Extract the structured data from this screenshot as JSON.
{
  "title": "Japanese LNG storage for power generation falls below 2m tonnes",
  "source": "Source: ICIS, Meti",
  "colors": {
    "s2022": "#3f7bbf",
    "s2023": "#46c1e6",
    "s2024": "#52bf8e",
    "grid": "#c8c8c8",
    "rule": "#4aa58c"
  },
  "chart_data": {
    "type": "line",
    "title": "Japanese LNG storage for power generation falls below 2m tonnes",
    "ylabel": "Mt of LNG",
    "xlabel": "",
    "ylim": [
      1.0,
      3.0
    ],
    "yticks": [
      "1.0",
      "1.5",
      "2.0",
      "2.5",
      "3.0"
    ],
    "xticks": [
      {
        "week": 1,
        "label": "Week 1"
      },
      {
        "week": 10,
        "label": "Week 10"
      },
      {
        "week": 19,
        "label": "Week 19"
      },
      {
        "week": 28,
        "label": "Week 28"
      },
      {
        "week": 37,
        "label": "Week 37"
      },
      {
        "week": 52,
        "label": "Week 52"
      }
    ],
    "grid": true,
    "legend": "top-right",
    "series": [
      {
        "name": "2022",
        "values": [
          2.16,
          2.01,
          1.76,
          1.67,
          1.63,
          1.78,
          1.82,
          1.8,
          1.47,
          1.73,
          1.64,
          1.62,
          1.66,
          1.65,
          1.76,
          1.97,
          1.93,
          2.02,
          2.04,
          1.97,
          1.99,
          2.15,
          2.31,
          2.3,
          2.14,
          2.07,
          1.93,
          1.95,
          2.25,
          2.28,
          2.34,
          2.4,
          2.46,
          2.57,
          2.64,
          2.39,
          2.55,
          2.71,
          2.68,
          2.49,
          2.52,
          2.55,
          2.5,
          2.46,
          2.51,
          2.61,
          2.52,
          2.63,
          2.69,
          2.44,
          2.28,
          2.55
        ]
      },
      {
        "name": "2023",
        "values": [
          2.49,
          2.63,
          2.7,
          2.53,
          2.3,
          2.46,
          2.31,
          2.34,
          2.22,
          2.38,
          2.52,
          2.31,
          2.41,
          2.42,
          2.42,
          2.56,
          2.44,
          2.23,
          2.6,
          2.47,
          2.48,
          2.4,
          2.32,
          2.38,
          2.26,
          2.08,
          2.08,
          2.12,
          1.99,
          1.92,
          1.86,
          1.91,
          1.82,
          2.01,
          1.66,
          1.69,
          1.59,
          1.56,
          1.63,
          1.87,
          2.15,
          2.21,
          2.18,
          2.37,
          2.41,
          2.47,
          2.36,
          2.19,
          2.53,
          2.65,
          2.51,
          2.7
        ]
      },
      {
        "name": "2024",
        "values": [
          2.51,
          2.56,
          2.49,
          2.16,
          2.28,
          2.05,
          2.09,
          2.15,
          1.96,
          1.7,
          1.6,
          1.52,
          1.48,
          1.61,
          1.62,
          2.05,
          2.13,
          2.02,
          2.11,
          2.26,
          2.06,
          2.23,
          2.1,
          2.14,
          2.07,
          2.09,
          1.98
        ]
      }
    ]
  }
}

WHAT IS REQUIRED: What is the number of lines in the data that hold the string "power"? Answer with the number only.

FINAL RESULT: 2